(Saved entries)
────────────────

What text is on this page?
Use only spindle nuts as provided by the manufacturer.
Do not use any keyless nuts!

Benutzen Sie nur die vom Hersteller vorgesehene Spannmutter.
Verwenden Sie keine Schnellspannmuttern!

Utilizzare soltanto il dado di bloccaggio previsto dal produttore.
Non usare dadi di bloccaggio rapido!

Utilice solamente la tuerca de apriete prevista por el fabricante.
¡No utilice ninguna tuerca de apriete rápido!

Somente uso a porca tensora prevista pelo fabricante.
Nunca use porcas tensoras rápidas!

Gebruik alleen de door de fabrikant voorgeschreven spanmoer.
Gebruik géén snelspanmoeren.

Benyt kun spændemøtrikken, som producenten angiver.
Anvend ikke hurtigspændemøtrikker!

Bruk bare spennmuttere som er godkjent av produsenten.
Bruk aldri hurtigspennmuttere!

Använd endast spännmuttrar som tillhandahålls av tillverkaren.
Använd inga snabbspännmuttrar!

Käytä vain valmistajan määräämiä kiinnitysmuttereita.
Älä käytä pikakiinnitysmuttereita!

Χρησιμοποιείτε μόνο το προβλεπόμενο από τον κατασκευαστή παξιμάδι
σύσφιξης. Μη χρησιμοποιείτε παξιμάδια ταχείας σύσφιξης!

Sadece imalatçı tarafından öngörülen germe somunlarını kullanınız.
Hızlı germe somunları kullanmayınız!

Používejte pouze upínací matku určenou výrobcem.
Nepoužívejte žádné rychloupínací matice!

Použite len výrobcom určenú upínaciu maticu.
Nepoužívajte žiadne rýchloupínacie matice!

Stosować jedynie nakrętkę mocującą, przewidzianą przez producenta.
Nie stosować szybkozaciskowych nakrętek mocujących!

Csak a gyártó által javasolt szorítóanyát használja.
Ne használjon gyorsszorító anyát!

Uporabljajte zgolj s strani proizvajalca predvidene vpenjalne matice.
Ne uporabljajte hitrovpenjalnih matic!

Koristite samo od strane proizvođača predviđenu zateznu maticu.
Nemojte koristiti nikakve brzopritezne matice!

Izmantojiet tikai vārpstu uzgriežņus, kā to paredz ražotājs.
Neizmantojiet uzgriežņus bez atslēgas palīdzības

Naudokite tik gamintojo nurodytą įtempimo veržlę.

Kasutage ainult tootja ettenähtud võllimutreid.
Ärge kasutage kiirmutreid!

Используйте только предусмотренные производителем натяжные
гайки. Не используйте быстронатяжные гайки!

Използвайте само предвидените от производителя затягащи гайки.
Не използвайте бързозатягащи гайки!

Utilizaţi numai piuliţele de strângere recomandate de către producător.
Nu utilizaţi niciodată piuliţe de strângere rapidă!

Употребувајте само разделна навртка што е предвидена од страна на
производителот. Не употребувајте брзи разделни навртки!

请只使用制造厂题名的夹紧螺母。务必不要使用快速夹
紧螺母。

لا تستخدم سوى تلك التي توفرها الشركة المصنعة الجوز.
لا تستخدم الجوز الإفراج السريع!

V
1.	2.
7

────────────────

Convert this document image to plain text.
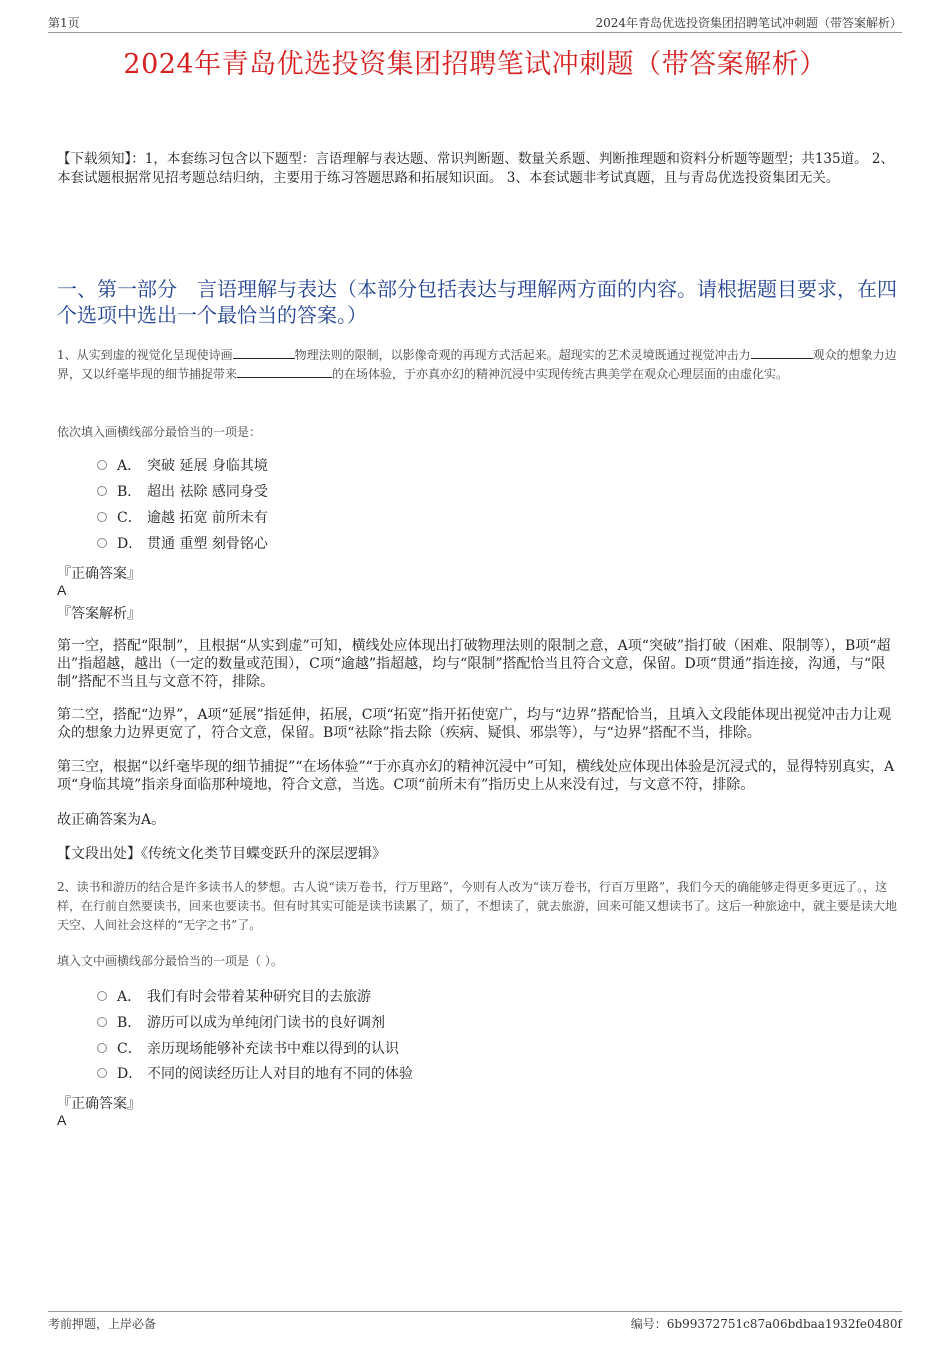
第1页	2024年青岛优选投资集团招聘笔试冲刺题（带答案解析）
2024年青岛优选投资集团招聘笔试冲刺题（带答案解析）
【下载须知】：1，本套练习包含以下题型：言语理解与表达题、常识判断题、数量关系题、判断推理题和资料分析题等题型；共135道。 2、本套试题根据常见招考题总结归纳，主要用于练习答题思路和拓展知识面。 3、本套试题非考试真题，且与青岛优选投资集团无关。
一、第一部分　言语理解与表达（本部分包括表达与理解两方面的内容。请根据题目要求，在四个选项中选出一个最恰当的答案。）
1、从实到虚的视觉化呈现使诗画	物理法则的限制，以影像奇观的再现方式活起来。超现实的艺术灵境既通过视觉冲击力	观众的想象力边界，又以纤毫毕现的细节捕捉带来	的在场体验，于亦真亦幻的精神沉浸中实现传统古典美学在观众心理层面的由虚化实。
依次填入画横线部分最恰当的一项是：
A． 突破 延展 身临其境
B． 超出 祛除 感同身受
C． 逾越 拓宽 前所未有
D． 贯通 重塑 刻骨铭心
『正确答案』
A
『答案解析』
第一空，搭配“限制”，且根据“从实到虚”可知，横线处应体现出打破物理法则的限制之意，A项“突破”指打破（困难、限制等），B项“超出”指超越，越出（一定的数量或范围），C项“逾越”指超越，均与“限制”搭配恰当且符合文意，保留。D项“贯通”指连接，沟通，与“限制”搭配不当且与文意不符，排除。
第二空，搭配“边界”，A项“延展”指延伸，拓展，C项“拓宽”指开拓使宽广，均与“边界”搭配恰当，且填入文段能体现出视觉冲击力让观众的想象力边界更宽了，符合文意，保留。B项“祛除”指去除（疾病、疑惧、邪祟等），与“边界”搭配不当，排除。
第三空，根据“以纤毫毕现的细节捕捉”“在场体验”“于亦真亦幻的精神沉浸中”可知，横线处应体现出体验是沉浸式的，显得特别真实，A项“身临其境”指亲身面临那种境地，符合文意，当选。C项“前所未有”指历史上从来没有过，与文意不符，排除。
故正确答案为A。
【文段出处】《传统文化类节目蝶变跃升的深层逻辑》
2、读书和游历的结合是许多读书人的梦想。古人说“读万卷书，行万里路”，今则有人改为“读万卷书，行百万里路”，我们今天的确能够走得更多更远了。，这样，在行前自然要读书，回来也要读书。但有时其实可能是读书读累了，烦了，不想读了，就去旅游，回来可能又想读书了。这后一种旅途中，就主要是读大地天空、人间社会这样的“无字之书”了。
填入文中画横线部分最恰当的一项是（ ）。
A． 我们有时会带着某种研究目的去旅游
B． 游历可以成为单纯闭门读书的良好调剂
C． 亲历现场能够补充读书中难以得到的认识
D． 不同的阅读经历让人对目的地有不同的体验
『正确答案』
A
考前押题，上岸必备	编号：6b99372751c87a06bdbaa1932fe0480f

────────────────

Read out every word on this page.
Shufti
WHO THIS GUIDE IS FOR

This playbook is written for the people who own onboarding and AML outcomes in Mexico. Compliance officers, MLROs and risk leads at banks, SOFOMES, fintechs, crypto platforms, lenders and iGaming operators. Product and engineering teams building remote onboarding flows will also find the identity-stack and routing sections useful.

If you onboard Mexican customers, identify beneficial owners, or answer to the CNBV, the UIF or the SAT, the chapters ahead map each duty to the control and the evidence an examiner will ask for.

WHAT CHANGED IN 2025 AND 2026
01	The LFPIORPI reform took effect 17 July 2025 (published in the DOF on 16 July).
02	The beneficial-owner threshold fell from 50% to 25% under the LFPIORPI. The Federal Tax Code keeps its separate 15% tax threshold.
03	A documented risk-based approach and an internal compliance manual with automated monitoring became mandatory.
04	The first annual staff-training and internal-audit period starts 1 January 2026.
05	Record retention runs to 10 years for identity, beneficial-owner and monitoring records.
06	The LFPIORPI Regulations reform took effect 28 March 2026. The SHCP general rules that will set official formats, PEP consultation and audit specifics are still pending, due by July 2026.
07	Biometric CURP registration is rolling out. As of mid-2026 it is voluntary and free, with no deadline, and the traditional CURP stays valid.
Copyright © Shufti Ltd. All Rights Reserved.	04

────────────────

▶ **Given exercise**
Identify the lines that hold the word "гайки". Copy every one of them.

▶ **Solved problem**
гайки. Не используйте быстронатяжные гайки!
Използвайте само предвидените от производителя затягащи гайки.
Не използвайте бързозатягащи гайки!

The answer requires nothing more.